(Extracts from a graphics dataset)

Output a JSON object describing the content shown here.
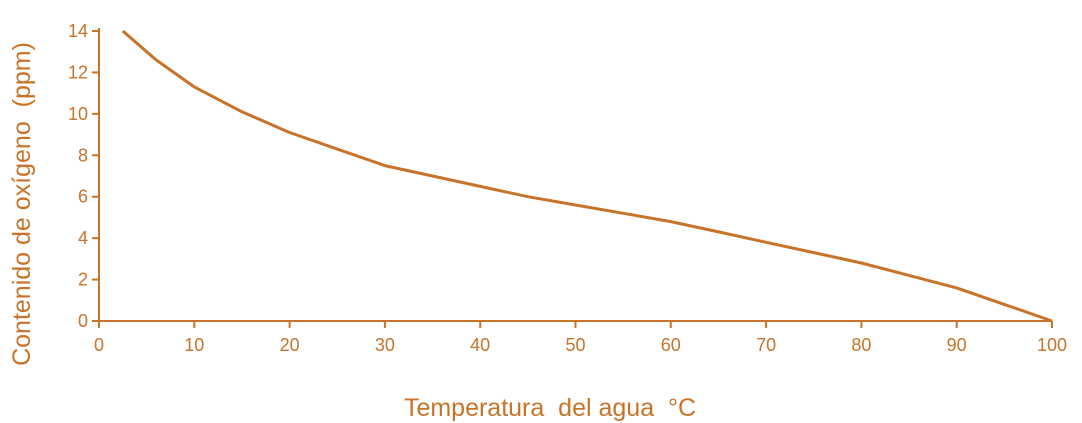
{
  "chart_data": {
    "type": "line",
    "xlabel": "Temperatura  del agua  °C",
    "ylabel": "Contenido de oxígeno  (ppm)",
    "xlim": [
      0,
      100
    ],
    "ylim": [
      0,
      14
    ],
    "x_ticks": [
      "0",
      "10",
      "20",
      "30",
      "40",
      "50",
      "60",
      "70",
      "80",
      "90",
      "100"
    ],
    "y_ticks": [
      "0",
      "2",
      "4",
      "6",
      "8",
      "10",
      "12",
      "14"
    ],
    "grid": false,
    "series": [
      {
        "x": [
          2.5,
          6,
          10,
          15,
          20,
          25,
          30,
          35,
          40,
          45,
          50,
          55,
          60,
          65,
          70,
          75,
          80,
          85,
          90,
          95,
          100
        ],
        "values": [
          14,
          12.6,
          11.3,
          10.1,
          9.1,
          8.3,
          7.5,
          7.0,
          6.5,
          6.0,
          5.6,
          5.2,
          4.8,
          4.3,
          3.8,
          3.3,
          2.8,
          2.2,
          1.6,
          0.8,
          0
        ]
      }
    ],
    "color": "#c8732a"
  }
}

### What you will do
Retype each line of the listing above word for word. Exclude the pictures.

### Response to this task
Output a JSON object describing the content shown here.
{
  "chart_data": {
    "type": "line",
    "xlabel": "Temperatura  del agua  °C",
    "ylabel": "Contenido de oxígeno  (ppm)",
    "xlim": [
      0,
      100
    ],
    "ylim": [
      0,
      14
    ],
    "x_ticks": [
      "0",
      "10",
      "20",
      "30",
      "40",
      "50",
      "60",
      "70",
      "80",
      "90",
      "100"
    ],
    "y_ticks": [
      "0",
      "2",
      "4",
      "6",
      "8",
      "10",
      "12",
      "14"
    ],
    "grid": false,
    "series": [
      {
        "x": [
          2.5,
          6,
          10,
          15,
          20,
          25,
          30,
          35,
          40,
          45,
          50,
          55,
          60,
          65,
          70,
          75,
          80,
          85,
          90,
          95,
          100
        ],
        "values": [
          14,
          12.6,
          11.3,
          10.1,
          9.1,
          8.3,
          7.5,
          7.0,
          6.5,
          6.0,
          5.6,
          5.2,
          4.8,
          4.3,
          3.8,
          3.3,
          2.8,
          2.2,
          1.6,
          0.8,
          0
        ]
      }
    ],
    "color": "#c8732a"
  }
}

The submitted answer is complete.